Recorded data
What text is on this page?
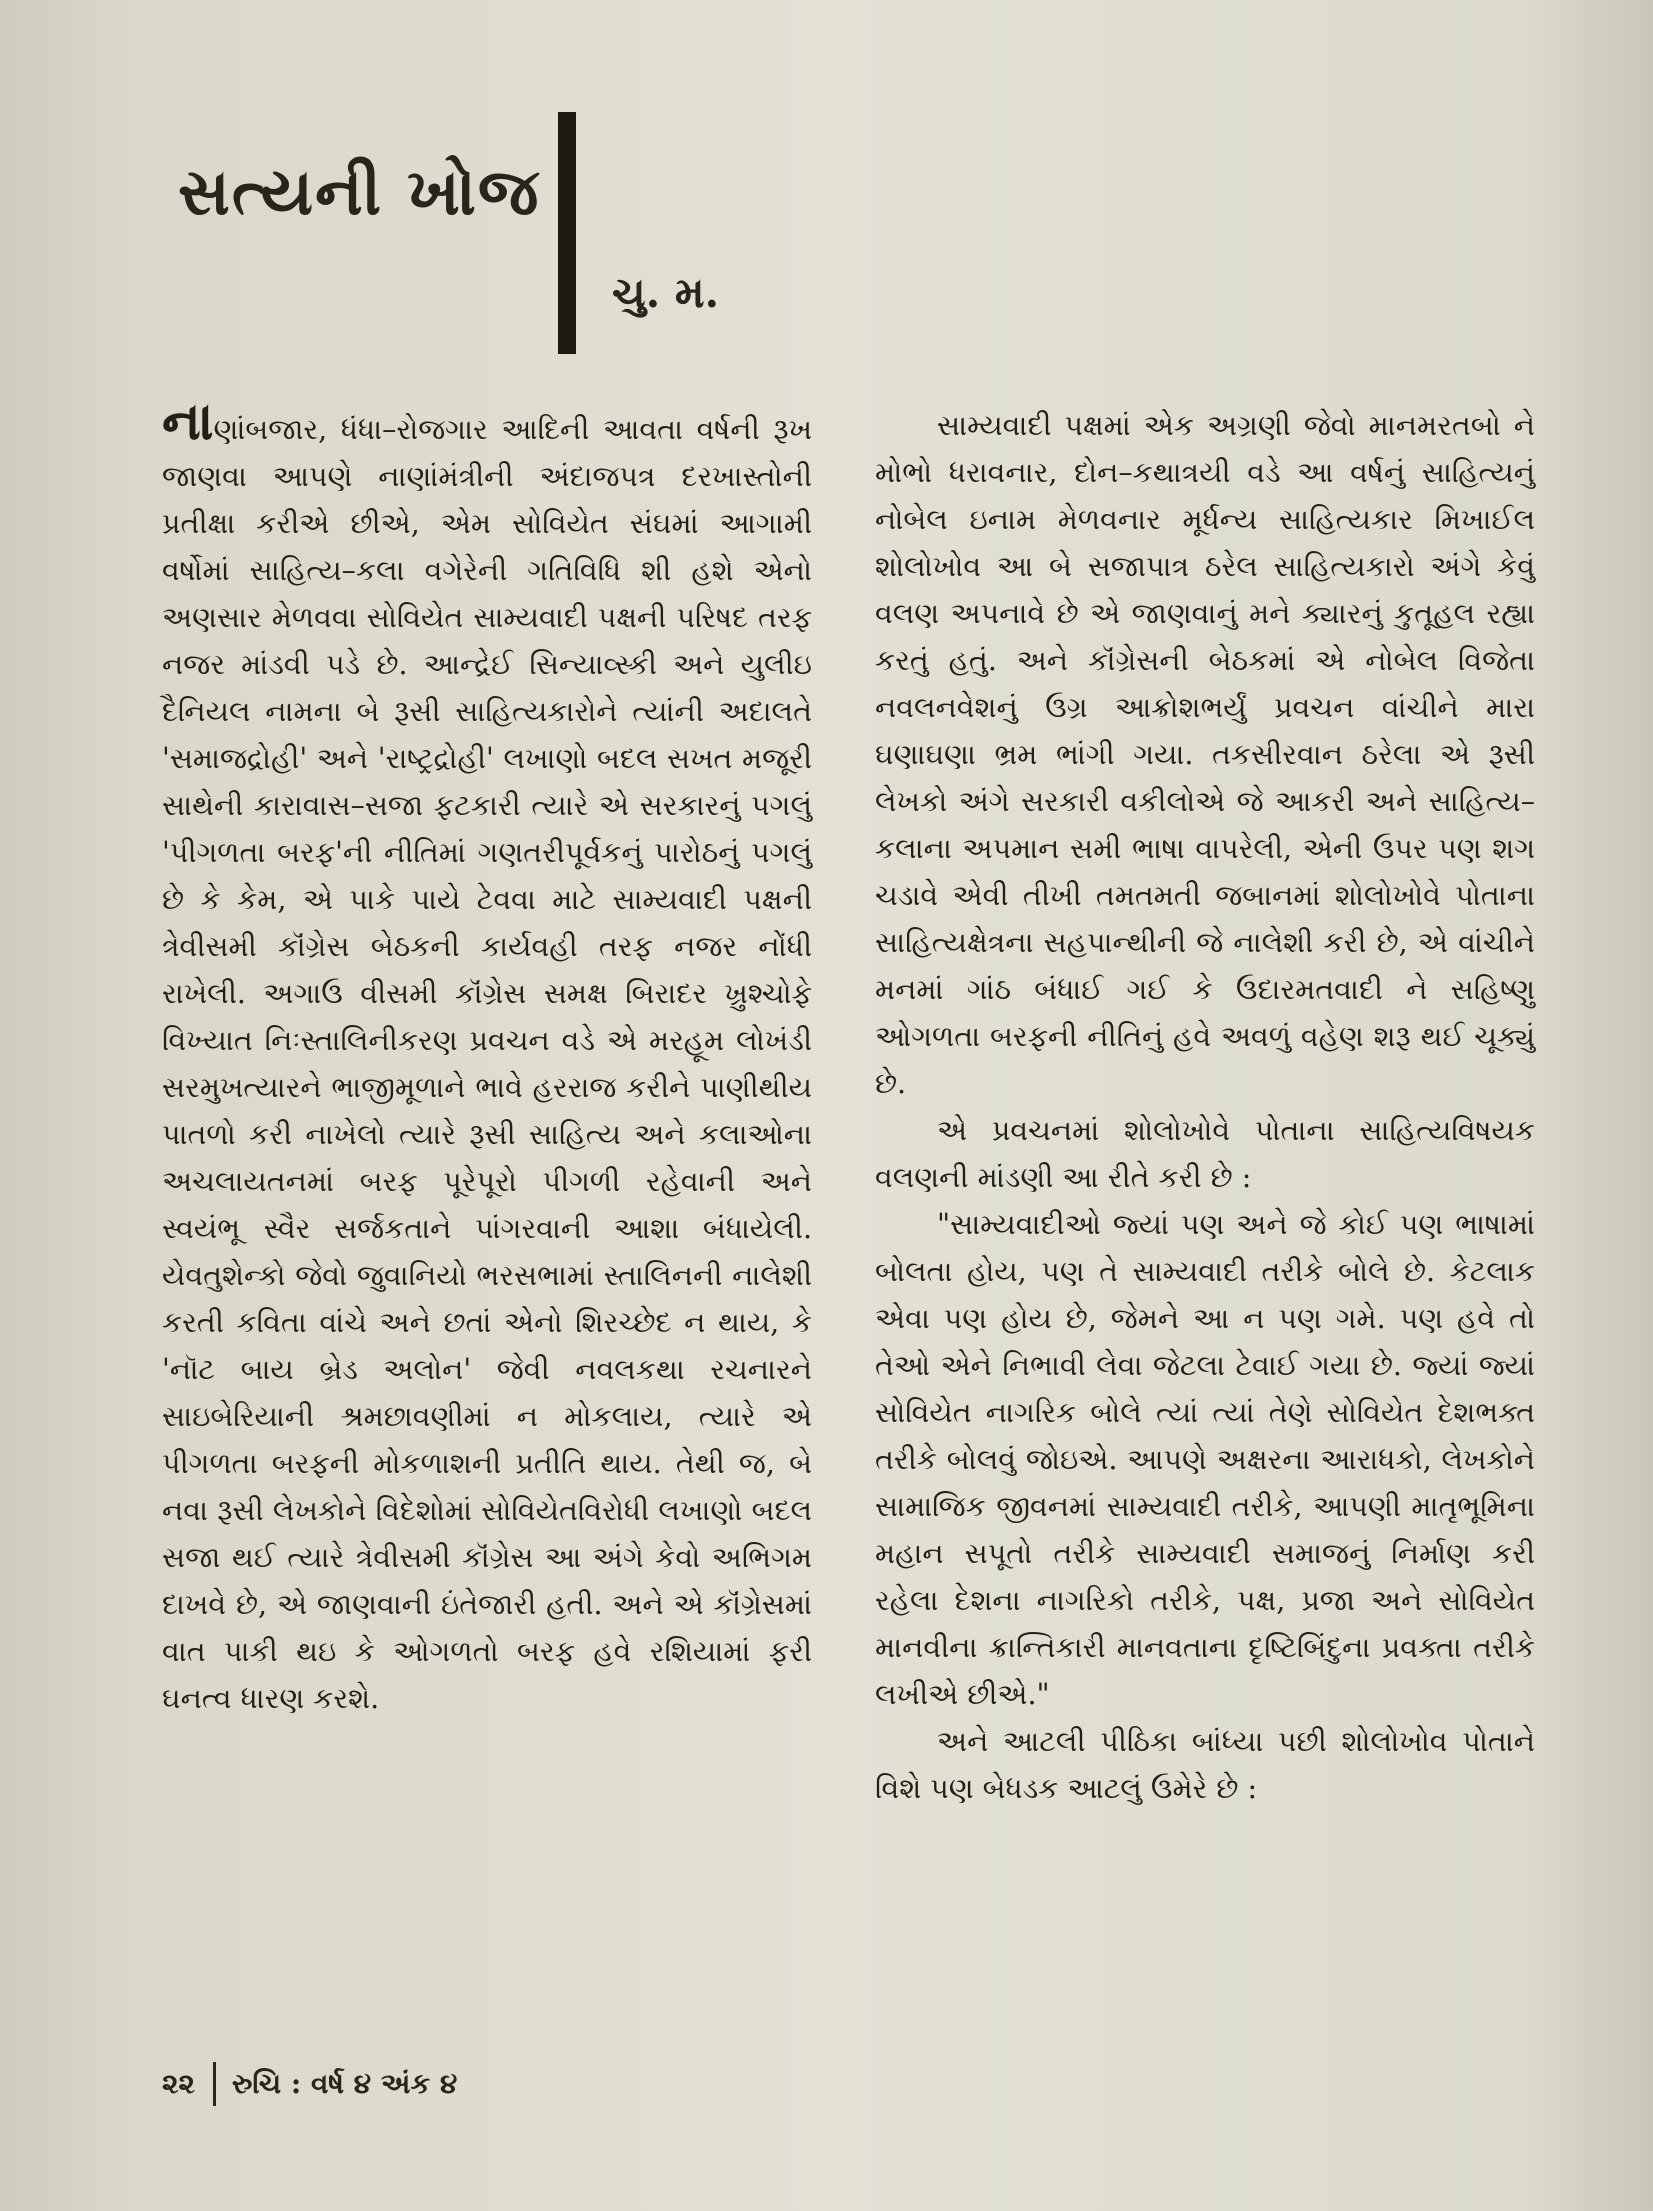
સત્યની ખોજ
ચુ. મ.

નાણાંબજાર, ધંધા–રોજગાર આદિની આવતા વર્ષની રૂખ જાણવા આપણે નાણાંમંત્રીની અંદાજપત્ર દરખાસ્તોની પ્રતીક્ષા કરીએ છીએ, એમ સોવિયેત સંઘમાં આગામી વર્ષોમાં સાહિત્ય–કલા વગેરેની ગતિવિધિ શી હશે એનો અણસાર મેળવવા સોવિયેત સામ્યવાદી પક્ષની પરિષદ તરફ નજર માંડવી પડે છે. આન્દ્રેઈ સિન્યાવ્સ્કી અને યુલીઇ દૈનિયલ નામના બે રૂસી સાહિત્યકારોને ત્યાંની અદાલતે 'સમાજદ્રોહી' અને 'રાષ્ટ્રદ્રોહી' લખાણો બદલ સખત મજૂરી સાથેની કારાવાસ–સજા ફટકારી ત્યારે એ સરકારનું પગલું 'પીગળતા બરફ'ની નીતિમાં ગણતરીપૂર્વકનું પારોઠનું પગલું છે કે કેમ, એ પાકે પાયે ટેવવા માટે સામ્યવાદી પક્ષની ત્રેવીસમી કૉંગ્રેસ બેઠકની કાર્યવહી તરફ નજર નોંધી રાખેલી. અગાઉ વીસમી કૉંગ્રેસ સમક્ષ બિરાદર ખ્રુશ્ચોફે વિખ્યાત નિઃસ્તાલિનીકરણ પ્રવચન વડે એ મરહૂમ લોખંડી સરમુખત્યારને ભાજીમૂળાને ભાવે હરરાજ કરીને પાણીથીય પાતળો કરી નાખેલો ત્યારે રૂસી સાહિત્ય અને કલાઓના અચલાયતનમાં બરફ પૂરેપૂરો પીગળી રહેવાની અને સ્વયંભૂ સ્વૈર સર્જકતાને પાંગરવાની આશા બંધાયેલી. યેવતુશેન્કો જેવો જુવાનિયો ભરસભામાં સ્તાલિનની નાલેશી કરતી કવિતા વાંચે અને છતાં એનો શિરચ્છેદ ન થાય, કે 'નૉટ બાય બ્રેડ અલોન' જેવી નવલકથા રચનારને સાઇબેરિયાની શ્રમછાવણીમાં ન મોકલાય, ત્યારે એ પીગળતા બરફની મોકળાશની પ્રતીતિ થાય. તેથી જ, બે નવા રૂસી લેખકોને વિદેશોમાં સોવિયેતવિરોધી લખાણો બદલ સજા થઈ ત્યારે ત્રેવીસમી કૉંગ્રેસ આ અંગે કેવો અભિગમ દાખવે છે, એ જાણવાની ઇંતેજારી હતી. અને એ કૉંગ્રેસમાં વાત પાકી થઇ કે ઓગળતો બરફ હવે રશિયામાં ફરી ઘનત્વ ધારણ કરશે.

સામ્યવાદી પક્ષમાં એક અગ્રણી જેવો માનમરતબો ને મોભો ધરાવનાર, દોન–કથાત્રયી વડે આ વર્ષનું સાહિત્યનું નોબેલ ઇનામ મેળવનાર મૂર્ધન્ય સાહિત્યકાર મિખાઈલ શોલોખોવ આ બે સજાપાત્ર ઠરેલ સાહિત્યકારો અંગે કેવું વલણ અપનાવે છે એ જાણવાનું મને ક્યારનું કુતૂહલ રહ્યા કરતું હતું. અને કૉંગ્રેસની બેઠકમાં એ નોબેલ વિજેતા નવલનવેશનું ઉગ્ર આક્રોશભર્યું પ્રવચન વાંચીને મારા ઘણાઘણા ભ્રમ ભાંગી ગયા. તકસીરવાન ઠરેલા એ રૂસી લેખકો અંગે સરકારી વકીલોએ જે આકરી અને સાહિત્ય–કલાના અપમાન સમી ભાષા વાપરેલી, એની ઉપર પણ શગ ચડાવે એવી તીખી તમતમતી જબાનમાં શોલોખોવે પોતાના સાહિત્યક્ષેત્રના સહપાન્થીની જે નાલેશી કરી છે, એ વાંચીને મનમાં ગાંઠ બંધાઈ ગઈ કે ઉદારમતવાદી ને સહિષ્ણુ ઓગળતા બરફની નીતિનું હવે અવળું વહેણ શરૂ થઈ ચૂક્યું છે.

એ પ્રવચનમાં શોલોખોવે પોતાના સાહિત્યવિષયક વલણની માંડણી આ રીતે કરી છે :

"સામ્યવાદીઓ જ્યાં પણ અને જે કોઈ પણ ભાષામાં બોલતા હોય, પણ તે સામ્યવાદી તરીકે બોલે છે. કેટલાક એવા પણ હોય છે, જેમને આ ન પણ ગમે. પણ હવે તો તેઓ એને નિભાવી લેવા જેટલા ટેવાઈ ગયા છે. જ્યાં જ્યાં સોવિયેત નાગરિક બોલે ત્યાં ત્યાં તેણે સોવિયેત દેશભક્ત તરીકે બોલવું જોઇએ. આપણે અક્ષરના આરાધકો, લેખકોને સામાજિક જીવનમાં સામ્યવાદી તરીકે, આપણી માતૃભૂમિના મહાન સપૂતો તરીકે સામ્યવાદી સમાજનું નિર્માણ કરી રહેલા દેશના નાગરિકો તરીકે, પક્ષ, પ્રજા અને સોવિયેત માનવીના ક્રાન્તિકારી માનવતાના દૃષ્ટિબિંદુના પ્રવક્તા તરીકે લખીએ છીએ."

અને આટલી પીઠિકા બાંધ્યા પછી શોલોખોવ પોતાને વિશે પણ બેધડક આટલું ઉમેરે છે :

૨૨ રુચિ : વર્ષ ૪ અંક ૪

WHAT THE EXERCISE ASKS: Strip out the images, then output the records above word for word.

FINAL RESULT:
What text is on this page?
સત્યની ખોજ
ચુ. મ.

નાણાંબજાર, ધંધા–રોજગાર આદિની આવતા વર્ષની રૂખ જાણવા આપણે નાણાંમંત્રીની અંદાજપત્ર દરખાસ્તોની પ્રતીક્ષા કરીએ છીએ, એમ સોવિયેત સંઘમાં આગામી વર્ષોમાં સાહિત્ય–કલા વગેરેની ગતિવિધિ શી હશે એનો અણસાર મેળવવા સોવિયેત સામ્યવાદી પક્ષની પરિષદ તરફ નજર માંડવી પડે છે. આન્દ્રેઈ સિન્યાવ્સ્કી અને યુલીઇ દૈનિયલ નામના બે રૂસી સાહિત્યકારોને ત્યાંની અદાલતે 'સમાજદ્રોહી' અને 'રાષ્ટ્રદ્રોહી' લખાણો બદલ સખત મજૂરી સાથેની કારાવાસ–સજા ફટકારી ત્યારે એ સરકારનું પગલું 'પીગળતા બરફ'ની નીતિમાં ગણતરીપૂર્વકનું પારોઠનું પગલું છે કે કેમ, એ પાકે પાયે ટેવવા માટે સામ્યવાદી પક્ષની ત્રેવીસમી કૉંગ્રેસ બેઠકની કાર્યવહી તરફ નજર નોંધી રાખેલી. અગાઉ વીસમી કૉંગ્રેસ સમક્ષ બિરાદર ખ્રુશ્ચોફે વિખ્યાત નિઃસ્તાલિનીકરણ પ્રવચન વડે એ મરહૂમ લોખંડી સરમુખત્યારને ભાજીમૂળાને ભાવે હરરાજ કરીને પાણીથીય પાતળો કરી નાખેલો ત્યારે રૂસી સાહિત્ય અને કલાઓના અચલાયતનમાં બરફ પૂરેપૂરો પીગળી રહેવાની અને સ્વયંભૂ સ્વૈર સર્જકતાને પાંગરવાની આશા બંધાયેલી. યેવતુશેન્કો જેવો જુવાનિયો ભરસભામાં સ્તાલિનની નાલેશી કરતી કવિતા વાંચે અને છતાં એનો શિરચ્છેદ ન થાય, કે 'નૉટ બાય બ્રેડ અલોન' જેવી નવલકથા રચનારને સાઇબેરિયાની શ્રમછાવણીમાં ન મોકલાય, ત્યારે એ પીગળતા બરફની મોકળાશની પ્રતીતિ થાય. તેથી જ, બે નવા રૂસી લેખકોને વિદેશોમાં સોવિયેતવિરોધી લખાણો બદલ સજા થઈ ત્યારે ત્રેવીસમી કૉંગ્રેસ આ અંગે કેવો અભિગમ દાખવે છે, એ જાણવાની ઇંતેજારી હતી. અને એ કૉંગ્રેસમાં વાત પાકી થઇ કે ઓગળતો બરફ હવે રશિયામાં ફરી ઘનત્વ ધારણ કરશે.

સામ્યવાદી પક્ષમાં એક અગ્રણી જેવો માનમરતબો ને મોભો ધરાવનાર, દોન–કથાત્રયી વડે આ વર્ષનું સાહિત્યનું નોબેલ ઇનામ મેળવનાર મૂર્ધન્ય સાહિત્યકાર મિખાઈલ શોલોખોવ આ બે સજાપાત્ર ઠરેલ સાહિત્યકારો અંગે કેવું વલણ અપનાવે છે એ જાણવાનું મને ક્યારનું કુતૂહલ રહ્યા કરતું હતું. અને કૉંગ્રેસની બેઠકમાં એ નોબેલ વિજેતા નવલનવેશનું ઉગ્ર આક્રોશભર્યું પ્રવચન વાંચીને મારા ઘણાઘણા ભ્રમ ભાંગી ગયા. તકસીરવાન ઠરેલા એ રૂસી લેખકો અંગે સરકારી વકીલોએ જે આકરી અને સાહિત્ય–કલાના અપમાન સમી ભાષા વાપરેલી, એની ઉપર પણ શગ ચડાવે એવી તીખી તમતમતી જબાનમાં શોલોખોવે પોતાના સાહિત્યક્ષેત્રના સહપાન્થીની જે નાલેશી કરી છે, એ વાંચીને મનમાં ગાંઠ બંધાઈ ગઈ કે ઉદારમતવાદી ને સહિષ્ણુ ઓગળતા બરફની નીતિનું હવે અવળું વહેણ શરૂ થઈ ચૂક્યું છે.

એ પ્રવચનમાં શોલોખોવે પોતાના સાહિત્યવિષયક વલણની માંડણી આ રીતે કરી છે :

"સામ્યવાદીઓ જ્યાં પણ અને જે કોઈ પણ ભાષામાં બોલતા હોય, પણ તે સામ્યવાદી તરીકે બોલે છે. કેટલાક એવા પણ હોય છે, જેમને આ ન પણ ગમે. પણ હવે તો તેઓ એને નિભાવી લેવા જેટલા ટેવાઈ ગયા છે. જ્યાં જ્યાં સોવિયેત નાગરિક બોલે ત્યાં ત્યાં તેણે સોવિયેત દેશભક્ત તરીકે બોલવું જોઇએ. આપણે અક્ષરના આરાધકો, લેખકોને સામાજિક જીવનમાં સામ્યવાદી તરીકે, આપણી માતૃભૂમિના મહાન સપૂતો તરીકે સામ્યવાદી સમાજનું નિર્માણ કરી રહેલા દેશના નાગરિકો તરીકે, પક્ષ, પ્રજા અને સોવિયેત માનવીના ક્રાન્તિકારી માનવતાના દૃષ્ટિબિંદુના પ્રવક્તા તરીકે લખીએ છીએ."

અને આટલી પીઠિકા બાંધ્યા પછી શોલોખોવ પોતાને વિશે પણ બેધડક આટલું ઉમેરે છે :

૨૨ રુચિ : વર્ષ ૪ અંક ૪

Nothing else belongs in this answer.